(Aim)
Write out exactly the lines from the one containing "Parse this screenshot: output" through the last line of the records below, both included, and leave out any pictures.

(Records for this task)

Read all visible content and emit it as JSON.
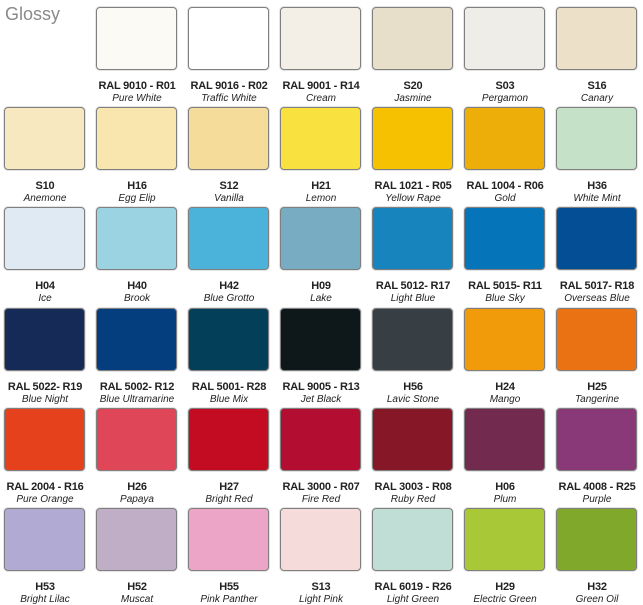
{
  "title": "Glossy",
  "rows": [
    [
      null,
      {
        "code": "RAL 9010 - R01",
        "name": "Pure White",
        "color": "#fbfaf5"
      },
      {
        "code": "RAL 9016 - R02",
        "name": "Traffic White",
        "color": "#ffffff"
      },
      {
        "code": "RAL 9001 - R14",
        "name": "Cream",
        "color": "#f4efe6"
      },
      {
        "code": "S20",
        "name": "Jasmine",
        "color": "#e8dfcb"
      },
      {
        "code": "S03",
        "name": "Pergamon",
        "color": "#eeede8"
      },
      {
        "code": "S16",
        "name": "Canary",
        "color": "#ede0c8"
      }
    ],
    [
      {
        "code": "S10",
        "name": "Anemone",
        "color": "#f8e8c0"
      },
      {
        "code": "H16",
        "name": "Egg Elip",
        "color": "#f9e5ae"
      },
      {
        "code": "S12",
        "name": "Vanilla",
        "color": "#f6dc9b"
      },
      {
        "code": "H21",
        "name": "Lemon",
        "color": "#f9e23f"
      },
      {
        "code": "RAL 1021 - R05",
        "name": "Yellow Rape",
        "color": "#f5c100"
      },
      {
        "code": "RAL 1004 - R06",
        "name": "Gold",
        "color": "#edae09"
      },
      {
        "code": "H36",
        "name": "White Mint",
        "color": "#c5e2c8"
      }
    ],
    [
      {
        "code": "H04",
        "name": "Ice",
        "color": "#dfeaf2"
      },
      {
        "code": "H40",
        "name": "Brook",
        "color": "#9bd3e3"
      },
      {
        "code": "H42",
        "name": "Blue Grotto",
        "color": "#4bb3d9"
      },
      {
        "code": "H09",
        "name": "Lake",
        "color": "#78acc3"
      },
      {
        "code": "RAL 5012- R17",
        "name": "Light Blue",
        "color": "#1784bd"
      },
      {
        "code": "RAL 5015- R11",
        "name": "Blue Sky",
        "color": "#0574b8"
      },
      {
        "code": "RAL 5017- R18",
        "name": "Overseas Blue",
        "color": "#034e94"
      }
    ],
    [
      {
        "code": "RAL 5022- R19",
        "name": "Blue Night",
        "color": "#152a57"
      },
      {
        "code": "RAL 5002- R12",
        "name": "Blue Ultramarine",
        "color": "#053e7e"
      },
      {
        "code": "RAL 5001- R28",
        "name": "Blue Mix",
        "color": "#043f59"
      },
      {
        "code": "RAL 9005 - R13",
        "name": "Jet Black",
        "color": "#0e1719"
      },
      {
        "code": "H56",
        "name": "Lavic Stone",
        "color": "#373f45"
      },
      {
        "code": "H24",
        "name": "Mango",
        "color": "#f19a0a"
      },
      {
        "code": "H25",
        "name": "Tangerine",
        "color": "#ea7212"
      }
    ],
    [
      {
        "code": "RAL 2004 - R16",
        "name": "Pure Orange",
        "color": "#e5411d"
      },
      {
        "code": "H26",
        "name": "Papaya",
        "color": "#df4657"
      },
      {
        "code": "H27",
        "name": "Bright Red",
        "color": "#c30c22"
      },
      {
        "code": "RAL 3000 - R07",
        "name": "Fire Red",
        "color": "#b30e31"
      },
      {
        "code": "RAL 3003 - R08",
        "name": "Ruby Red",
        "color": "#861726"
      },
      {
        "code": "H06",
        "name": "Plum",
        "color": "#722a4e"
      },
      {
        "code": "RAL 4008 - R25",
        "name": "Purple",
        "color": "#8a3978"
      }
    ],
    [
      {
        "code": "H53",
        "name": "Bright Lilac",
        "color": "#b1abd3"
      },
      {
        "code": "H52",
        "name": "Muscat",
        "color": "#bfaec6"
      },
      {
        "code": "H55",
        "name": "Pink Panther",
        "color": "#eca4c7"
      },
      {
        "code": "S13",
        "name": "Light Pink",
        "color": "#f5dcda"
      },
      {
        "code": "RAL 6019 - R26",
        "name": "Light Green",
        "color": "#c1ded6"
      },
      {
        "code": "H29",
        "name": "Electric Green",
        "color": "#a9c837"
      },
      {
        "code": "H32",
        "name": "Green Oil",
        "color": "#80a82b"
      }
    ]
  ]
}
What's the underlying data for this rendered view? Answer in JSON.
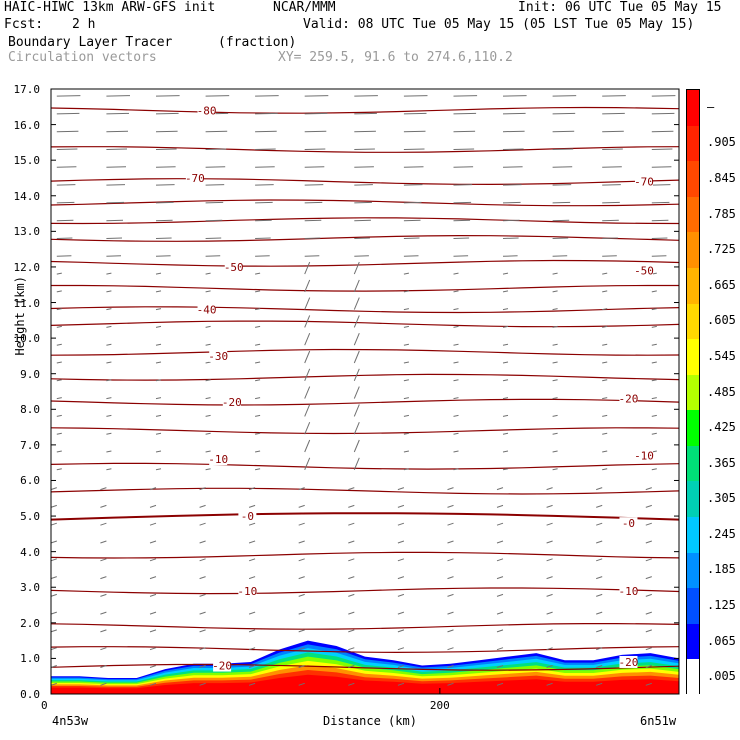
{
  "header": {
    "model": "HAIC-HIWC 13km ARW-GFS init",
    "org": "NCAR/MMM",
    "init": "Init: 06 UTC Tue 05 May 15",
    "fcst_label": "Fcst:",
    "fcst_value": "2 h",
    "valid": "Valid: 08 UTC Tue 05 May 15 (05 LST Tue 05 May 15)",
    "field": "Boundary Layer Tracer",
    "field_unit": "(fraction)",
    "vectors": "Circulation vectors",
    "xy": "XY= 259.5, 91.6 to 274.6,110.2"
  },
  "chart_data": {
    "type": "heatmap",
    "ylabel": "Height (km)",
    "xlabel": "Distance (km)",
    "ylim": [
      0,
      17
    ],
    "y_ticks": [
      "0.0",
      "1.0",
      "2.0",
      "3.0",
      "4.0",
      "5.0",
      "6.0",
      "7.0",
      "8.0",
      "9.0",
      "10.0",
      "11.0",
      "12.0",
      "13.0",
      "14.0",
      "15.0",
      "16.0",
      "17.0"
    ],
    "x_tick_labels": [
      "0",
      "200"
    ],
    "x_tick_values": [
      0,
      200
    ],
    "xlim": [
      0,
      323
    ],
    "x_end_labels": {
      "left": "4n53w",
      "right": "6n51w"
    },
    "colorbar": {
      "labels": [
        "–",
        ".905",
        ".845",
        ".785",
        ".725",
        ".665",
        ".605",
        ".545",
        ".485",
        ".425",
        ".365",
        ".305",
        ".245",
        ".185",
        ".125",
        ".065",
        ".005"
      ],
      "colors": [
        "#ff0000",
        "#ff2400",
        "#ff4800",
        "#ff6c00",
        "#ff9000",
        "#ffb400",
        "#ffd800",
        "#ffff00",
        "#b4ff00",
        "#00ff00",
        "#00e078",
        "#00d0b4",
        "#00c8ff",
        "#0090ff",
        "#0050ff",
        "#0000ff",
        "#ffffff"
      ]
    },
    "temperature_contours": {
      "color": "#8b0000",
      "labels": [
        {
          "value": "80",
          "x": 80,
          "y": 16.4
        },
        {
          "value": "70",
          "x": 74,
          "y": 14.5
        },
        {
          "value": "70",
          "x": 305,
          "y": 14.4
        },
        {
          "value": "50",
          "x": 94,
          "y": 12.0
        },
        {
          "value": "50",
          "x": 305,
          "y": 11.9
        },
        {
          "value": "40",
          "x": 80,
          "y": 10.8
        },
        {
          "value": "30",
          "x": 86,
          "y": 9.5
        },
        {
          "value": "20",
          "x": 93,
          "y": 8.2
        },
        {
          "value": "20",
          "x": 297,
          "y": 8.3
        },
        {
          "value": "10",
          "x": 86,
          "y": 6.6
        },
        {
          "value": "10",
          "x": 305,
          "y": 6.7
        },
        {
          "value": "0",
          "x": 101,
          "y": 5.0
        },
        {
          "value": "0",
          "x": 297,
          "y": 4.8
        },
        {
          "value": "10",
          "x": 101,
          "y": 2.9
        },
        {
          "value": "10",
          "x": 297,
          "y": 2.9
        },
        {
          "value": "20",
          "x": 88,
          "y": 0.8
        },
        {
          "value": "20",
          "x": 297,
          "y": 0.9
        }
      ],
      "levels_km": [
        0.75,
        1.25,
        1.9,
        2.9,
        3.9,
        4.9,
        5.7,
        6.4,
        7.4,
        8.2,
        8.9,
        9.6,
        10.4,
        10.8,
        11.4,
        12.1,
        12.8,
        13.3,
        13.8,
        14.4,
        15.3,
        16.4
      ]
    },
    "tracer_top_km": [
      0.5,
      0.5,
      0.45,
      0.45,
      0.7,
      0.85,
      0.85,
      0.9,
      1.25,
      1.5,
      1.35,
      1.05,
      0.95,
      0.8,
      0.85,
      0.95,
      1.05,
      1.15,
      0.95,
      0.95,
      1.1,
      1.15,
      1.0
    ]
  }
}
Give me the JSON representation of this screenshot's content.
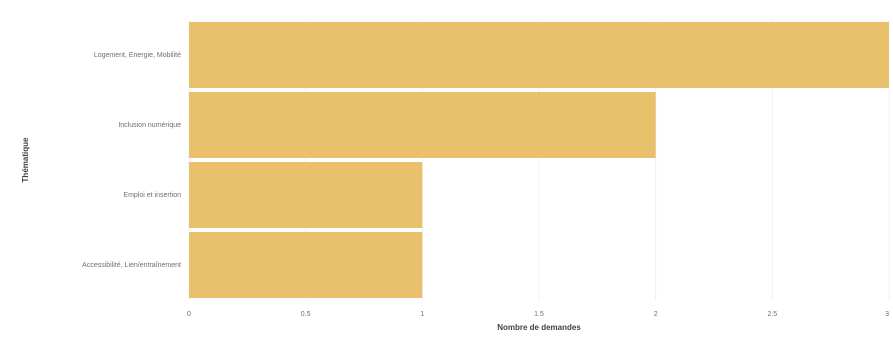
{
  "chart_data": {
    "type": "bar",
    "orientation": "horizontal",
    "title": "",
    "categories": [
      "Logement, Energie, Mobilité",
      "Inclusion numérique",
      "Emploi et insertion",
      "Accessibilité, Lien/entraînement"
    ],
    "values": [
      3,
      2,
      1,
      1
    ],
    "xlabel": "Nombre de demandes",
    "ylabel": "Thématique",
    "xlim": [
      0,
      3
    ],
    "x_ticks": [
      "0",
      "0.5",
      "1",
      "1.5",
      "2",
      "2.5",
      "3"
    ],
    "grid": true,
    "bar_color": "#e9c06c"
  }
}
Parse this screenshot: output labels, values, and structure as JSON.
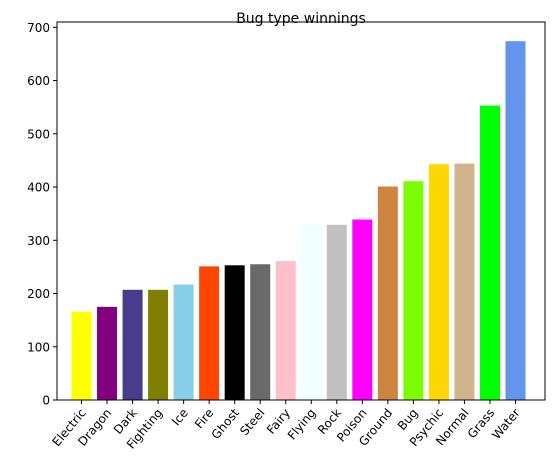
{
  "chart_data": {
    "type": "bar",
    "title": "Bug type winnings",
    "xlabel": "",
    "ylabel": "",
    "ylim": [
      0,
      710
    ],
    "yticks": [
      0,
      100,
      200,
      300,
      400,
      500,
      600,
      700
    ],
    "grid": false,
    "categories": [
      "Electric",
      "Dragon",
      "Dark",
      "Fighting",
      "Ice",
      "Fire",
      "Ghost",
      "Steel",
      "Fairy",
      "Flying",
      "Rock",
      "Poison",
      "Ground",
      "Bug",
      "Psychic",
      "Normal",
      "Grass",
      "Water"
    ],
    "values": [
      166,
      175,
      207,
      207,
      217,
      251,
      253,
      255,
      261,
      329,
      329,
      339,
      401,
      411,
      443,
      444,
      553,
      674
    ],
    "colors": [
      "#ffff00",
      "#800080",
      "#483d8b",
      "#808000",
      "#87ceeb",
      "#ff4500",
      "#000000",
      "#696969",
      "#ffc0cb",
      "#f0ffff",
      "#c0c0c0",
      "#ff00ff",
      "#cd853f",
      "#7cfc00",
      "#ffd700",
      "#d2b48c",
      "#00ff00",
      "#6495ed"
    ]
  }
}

(Response to this exercise)
Parse this screenshot: output labels, values, and structure as JSON.
{
  "chart_data": {
    "type": "bar",
    "title": "Bug type winnings",
    "xlabel": "",
    "ylabel": "",
    "ylim": [
      0,
      710
    ],
    "yticks": [
      0,
      100,
      200,
      300,
      400,
      500,
      600,
      700
    ],
    "grid": false,
    "categories": [
      "Electric",
      "Dragon",
      "Dark",
      "Fighting",
      "Ice",
      "Fire",
      "Ghost",
      "Steel",
      "Fairy",
      "Flying",
      "Rock",
      "Poison",
      "Ground",
      "Bug",
      "Psychic",
      "Normal",
      "Grass",
      "Water"
    ],
    "values": [
      166,
      175,
      207,
      207,
      217,
      251,
      253,
      255,
      261,
      329,
      329,
      339,
      401,
      411,
      443,
      444,
      553,
      674
    ],
    "colors": [
      "#ffff00",
      "#800080",
      "#483d8b",
      "#808000",
      "#87ceeb",
      "#ff4500",
      "#000000",
      "#696969",
      "#ffc0cb",
      "#f0ffff",
      "#c0c0c0",
      "#ff00ff",
      "#cd853f",
      "#7cfc00",
      "#ffd700",
      "#d2b48c",
      "#00ff00",
      "#6495ed"
    ]
  }
}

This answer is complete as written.